Dataset entries:
━━━━━━━━━━━━━━━━━━━━━━━━━━━━━━
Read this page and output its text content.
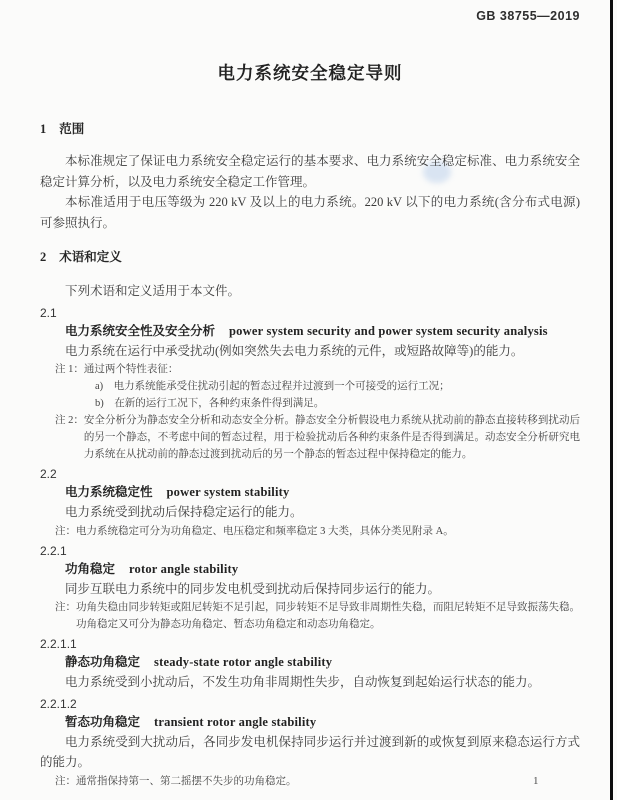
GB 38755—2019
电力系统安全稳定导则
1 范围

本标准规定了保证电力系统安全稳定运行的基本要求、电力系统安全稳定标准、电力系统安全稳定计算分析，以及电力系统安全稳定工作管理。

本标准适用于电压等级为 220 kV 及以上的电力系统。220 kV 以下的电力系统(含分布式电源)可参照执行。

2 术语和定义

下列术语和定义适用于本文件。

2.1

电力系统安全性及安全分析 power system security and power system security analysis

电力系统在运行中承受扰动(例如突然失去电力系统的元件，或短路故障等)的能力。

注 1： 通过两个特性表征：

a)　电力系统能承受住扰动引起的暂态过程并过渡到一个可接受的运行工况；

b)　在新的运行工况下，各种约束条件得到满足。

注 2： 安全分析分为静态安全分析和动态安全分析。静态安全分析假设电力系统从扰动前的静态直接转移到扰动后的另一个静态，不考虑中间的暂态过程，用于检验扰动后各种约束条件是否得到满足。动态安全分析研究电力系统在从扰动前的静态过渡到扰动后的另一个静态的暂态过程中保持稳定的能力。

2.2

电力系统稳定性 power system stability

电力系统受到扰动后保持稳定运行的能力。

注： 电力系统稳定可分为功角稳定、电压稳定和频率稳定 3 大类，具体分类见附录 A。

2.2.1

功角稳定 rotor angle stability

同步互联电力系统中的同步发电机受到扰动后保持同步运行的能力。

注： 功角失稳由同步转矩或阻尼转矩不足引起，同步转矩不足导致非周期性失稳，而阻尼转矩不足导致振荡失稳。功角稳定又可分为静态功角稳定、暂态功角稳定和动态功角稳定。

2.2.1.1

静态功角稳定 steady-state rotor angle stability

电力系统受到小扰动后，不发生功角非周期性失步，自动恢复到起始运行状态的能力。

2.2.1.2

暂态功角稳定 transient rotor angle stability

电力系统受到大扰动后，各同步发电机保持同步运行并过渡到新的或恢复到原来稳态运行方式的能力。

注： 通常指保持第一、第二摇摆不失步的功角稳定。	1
━━━━━━━━━━━━━━━━━━━━━━━━━━━━━━
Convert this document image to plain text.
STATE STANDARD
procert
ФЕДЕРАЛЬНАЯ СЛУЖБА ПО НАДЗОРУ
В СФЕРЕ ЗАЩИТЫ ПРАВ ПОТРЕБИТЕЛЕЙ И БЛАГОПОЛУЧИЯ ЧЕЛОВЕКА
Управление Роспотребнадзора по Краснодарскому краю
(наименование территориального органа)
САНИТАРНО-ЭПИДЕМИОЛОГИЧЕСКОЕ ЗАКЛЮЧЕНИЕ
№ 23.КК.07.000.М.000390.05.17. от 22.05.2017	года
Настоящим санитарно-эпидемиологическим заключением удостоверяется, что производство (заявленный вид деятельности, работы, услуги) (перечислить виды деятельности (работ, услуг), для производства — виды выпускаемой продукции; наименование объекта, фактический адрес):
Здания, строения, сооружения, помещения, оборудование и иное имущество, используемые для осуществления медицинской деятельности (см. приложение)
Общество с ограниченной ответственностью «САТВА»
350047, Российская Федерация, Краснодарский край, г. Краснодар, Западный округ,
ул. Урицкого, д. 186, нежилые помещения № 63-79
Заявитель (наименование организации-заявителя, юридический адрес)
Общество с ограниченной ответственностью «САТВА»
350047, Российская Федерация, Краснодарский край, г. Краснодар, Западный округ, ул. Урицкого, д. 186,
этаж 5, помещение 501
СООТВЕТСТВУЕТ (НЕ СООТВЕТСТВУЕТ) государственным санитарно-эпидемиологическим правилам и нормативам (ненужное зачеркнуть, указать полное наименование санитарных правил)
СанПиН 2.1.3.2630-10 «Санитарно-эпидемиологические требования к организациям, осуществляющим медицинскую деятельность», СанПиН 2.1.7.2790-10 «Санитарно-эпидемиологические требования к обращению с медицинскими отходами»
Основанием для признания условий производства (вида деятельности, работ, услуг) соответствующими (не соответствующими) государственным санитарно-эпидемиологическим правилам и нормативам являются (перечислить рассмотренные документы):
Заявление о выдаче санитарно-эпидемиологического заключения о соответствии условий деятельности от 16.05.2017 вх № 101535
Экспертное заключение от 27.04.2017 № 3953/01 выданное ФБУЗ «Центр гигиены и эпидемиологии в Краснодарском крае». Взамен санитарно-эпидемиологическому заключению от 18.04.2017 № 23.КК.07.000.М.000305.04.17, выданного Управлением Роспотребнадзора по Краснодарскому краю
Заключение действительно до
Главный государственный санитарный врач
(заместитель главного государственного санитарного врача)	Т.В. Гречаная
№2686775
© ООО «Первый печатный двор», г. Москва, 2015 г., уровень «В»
━━━━━━━━━━━━━━━━━━━━━━━━━━━━━━
- Goal of the exercise: Collect each line containing the string "край".

- Output of the task:
350047, Российская Федерация, Краснодарский край, г. Краснодар, Западный округ,
350047, Российская Федерация, Краснодарский край, г. Краснодар, Западный округ, ул. Урицкого, д. 186,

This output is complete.